[Stored data]
┄┄┄┄┄┄
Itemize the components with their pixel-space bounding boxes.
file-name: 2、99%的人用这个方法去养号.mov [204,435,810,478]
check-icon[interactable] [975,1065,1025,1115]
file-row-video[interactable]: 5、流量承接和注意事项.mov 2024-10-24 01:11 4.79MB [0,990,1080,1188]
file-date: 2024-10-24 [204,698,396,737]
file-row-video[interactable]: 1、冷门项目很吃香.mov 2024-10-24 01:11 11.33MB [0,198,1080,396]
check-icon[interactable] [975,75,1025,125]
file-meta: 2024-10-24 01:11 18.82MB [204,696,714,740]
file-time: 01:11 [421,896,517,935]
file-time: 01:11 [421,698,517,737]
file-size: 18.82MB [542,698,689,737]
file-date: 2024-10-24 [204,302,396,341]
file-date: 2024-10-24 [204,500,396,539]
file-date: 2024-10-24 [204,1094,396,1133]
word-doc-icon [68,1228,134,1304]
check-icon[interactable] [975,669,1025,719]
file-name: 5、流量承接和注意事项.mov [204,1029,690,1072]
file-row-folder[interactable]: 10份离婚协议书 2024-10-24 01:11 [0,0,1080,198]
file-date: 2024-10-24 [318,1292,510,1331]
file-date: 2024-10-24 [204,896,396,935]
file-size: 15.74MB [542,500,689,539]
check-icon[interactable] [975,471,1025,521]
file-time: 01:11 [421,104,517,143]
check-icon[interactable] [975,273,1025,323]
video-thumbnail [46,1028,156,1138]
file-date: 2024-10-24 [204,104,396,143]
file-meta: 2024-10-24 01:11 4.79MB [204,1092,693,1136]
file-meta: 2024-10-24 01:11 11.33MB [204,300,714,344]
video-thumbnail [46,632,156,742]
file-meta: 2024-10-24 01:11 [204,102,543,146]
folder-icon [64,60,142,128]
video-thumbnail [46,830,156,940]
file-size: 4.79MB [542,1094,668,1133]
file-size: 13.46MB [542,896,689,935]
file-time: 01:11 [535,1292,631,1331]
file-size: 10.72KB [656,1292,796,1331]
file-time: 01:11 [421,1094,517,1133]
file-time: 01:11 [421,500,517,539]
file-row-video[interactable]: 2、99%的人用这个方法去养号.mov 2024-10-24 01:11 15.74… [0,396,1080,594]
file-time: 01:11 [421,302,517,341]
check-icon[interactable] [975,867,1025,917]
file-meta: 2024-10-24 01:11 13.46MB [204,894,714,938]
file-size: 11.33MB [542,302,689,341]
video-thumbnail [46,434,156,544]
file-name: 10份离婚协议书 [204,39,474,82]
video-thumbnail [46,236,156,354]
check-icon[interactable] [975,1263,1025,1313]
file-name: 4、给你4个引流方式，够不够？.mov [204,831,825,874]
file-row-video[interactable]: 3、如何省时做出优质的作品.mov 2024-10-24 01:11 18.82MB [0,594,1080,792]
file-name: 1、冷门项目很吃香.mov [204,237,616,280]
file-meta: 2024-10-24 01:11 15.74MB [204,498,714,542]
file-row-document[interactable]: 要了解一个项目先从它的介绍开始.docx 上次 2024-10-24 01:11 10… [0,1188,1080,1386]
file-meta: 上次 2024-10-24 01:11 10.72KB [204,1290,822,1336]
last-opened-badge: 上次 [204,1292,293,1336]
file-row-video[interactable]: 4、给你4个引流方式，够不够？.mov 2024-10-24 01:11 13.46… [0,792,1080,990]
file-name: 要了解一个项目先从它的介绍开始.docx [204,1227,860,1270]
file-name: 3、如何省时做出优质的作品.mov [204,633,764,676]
┄┄┄┄┄┄
## Required work
Reproduce every line of the stored data above without any changes, keeping the original order.

## Answer to the problem
Itemize the components with their pixel-space bounding boxes.
file-name: 2、99%的人用这个方法去养号.mov [204,435,810,478]
check-icon[interactable] [975,1065,1025,1115]
file-row-video[interactable]: 5、流量承接和注意事项.mov 2024-10-24 01:11 4.79MB [0,990,1080,1188]
file-date: 2024-10-24 [204,698,396,737]
file-row-video[interactable]: 1、冷门项目很吃香.mov 2024-10-24 01:11 11.33MB [0,198,1080,396]
check-icon[interactable] [975,75,1025,125]
file-meta: 2024-10-24 01:11 18.82MB [204,696,714,740]
file-time: 01:11 [421,896,517,935]
file-time: 01:11 [421,698,517,737]
file-size: 18.82MB [542,698,689,737]
file-date: 2024-10-24 [204,302,396,341]
file-date: 2024-10-24 [204,500,396,539]
file-date: 2024-10-24 [204,1094,396,1133]
word-doc-icon [68,1228,134,1304]
check-icon[interactable] [975,669,1025,719]
file-name: 5、流量承接和注意事项.mov [204,1029,690,1072]
file-row-folder[interactable]: 10份离婚协议书 2024-10-24 01:11 [0,0,1080,198]
file-date: 2024-10-24 [318,1292,510,1331]
file-date: 2024-10-24 [204,896,396,935]
file-size: 15.74MB [542,500,689,539]
check-icon[interactable] [975,471,1025,521]
file-time: 01:11 [421,104,517,143]
check-icon[interactable] [975,273,1025,323]
video-thumbnail [46,1028,156,1138]
file-date: 2024-10-24 [204,104,396,143]
file-meta: 2024-10-24 01:11 4.79MB [204,1092,693,1136]
file-meta: 2024-10-24 01:11 11.33MB [204,300,714,344]
video-thumbnail [46,632,156,742]
file-meta: 2024-10-24 01:11 [204,102,543,146]
folder-icon [64,60,142,128]
video-thumbnail [46,830,156,940]
file-size: 4.79MB [542,1094,668,1133]
file-size: 13.46MB [542,896,689,935]
file-time: 01:11 [535,1292,631,1331]
file-size: 10.72KB [656,1292,796,1331]
file-time: 01:11 [421,1094,517,1133]
file-time: 01:11 [421,500,517,539]
file-row-video[interactable]: 2、99%的人用这个方法去养号.mov 2024-10-24 01:11 15.74… [0,396,1080,594]
file-time: 01:11 [421,302,517,341]
check-icon[interactable] [975,867,1025,917]
file-meta: 2024-10-24 01:11 13.46MB [204,894,714,938]
file-size: 11.33MB [542,302,689,341]
video-thumbnail [46,434,156,544]
file-name: 10份离婚协议书 [204,39,474,82]
video-thumbnail [46,236,156,354]
check-icon[interactable] [975,1263,1025,1313]
file-name: 4、给你4个引流方式，够不够？.mov [204,831,825,874]
file-row-video[interactable]: 3、如何省时做出优质的作品.mov 2024-10-24 01:11 18.82MB [0,594,1080,792]
file-name: 1、冷门项目很吃香.mov [204,237,616,280]
file-meta: 2024-10-24 01:11 15.74MB [204,498,714,542]
file-row-document[interactable]: 要了解一个项目先从它的介绍开始.docx 上次 2024-10-24 01:11 10… [0,1188,1080,1386]
file-meta: 上次 2024-10-24 01:11 10.72KB [204,1290,822,1336]
last-opened-badge: 上次 [204,1292,293,1336]
file-row-video[interactable]: 4、给你4个引流方式，够不够？.mov 2024-10-24 01:11 13.46… [0,792,1080,990]
file-name: 要了解一个项目先从它的介绍开始.docx [204,1227,860,1270]
file-name: 3、如何省时做出优质的作品.mov [204,633,764,676]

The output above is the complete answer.